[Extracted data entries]
----------------
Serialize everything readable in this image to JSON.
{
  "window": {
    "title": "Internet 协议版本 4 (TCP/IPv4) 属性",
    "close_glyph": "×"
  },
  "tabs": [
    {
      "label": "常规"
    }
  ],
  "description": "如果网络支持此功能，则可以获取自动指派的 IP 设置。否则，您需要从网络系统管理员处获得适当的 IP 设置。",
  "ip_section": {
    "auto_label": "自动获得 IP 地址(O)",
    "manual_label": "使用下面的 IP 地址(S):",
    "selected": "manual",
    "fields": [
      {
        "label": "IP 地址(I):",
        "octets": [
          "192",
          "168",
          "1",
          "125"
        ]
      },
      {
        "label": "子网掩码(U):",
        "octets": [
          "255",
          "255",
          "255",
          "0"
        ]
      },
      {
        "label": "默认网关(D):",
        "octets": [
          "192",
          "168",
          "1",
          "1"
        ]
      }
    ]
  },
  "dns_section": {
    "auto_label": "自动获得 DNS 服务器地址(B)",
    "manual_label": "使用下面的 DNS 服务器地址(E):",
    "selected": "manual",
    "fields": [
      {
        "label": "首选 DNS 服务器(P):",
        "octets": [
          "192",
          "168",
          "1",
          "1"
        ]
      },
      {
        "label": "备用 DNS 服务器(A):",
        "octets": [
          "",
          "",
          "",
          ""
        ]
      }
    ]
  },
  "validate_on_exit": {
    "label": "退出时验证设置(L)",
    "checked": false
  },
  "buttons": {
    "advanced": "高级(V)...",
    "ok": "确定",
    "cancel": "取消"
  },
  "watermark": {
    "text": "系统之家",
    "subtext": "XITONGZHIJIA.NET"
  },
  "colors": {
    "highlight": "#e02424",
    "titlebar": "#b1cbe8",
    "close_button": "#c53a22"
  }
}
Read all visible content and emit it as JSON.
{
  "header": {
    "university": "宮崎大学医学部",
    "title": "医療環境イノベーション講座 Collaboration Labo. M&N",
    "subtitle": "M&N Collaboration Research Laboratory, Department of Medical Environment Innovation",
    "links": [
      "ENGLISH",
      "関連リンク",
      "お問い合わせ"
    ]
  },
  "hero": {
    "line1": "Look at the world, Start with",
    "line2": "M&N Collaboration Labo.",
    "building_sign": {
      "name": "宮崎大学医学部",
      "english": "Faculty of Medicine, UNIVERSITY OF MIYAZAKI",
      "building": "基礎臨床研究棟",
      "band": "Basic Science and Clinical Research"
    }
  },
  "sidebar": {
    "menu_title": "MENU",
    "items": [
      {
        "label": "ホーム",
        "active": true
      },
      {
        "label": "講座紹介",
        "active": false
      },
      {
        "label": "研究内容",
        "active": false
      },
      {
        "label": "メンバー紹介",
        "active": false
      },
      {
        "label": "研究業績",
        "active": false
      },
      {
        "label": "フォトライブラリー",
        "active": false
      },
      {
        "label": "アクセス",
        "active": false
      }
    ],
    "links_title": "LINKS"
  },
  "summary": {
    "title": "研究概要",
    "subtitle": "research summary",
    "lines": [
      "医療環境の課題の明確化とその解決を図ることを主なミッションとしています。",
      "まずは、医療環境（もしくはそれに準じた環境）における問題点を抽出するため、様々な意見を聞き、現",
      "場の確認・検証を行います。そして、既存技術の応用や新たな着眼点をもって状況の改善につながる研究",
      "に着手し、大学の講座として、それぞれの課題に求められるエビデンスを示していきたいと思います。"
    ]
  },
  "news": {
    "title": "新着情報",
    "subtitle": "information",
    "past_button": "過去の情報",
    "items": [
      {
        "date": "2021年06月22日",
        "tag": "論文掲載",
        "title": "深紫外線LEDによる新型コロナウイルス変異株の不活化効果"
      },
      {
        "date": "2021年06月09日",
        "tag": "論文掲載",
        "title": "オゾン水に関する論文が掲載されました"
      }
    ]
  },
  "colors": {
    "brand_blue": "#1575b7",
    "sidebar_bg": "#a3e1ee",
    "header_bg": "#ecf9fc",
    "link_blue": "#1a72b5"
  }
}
----------------
Select every line in the records above that contains the word "JSON".

Serialize everything readable in this image to JSON.
Read all visible content and emit it as JSON.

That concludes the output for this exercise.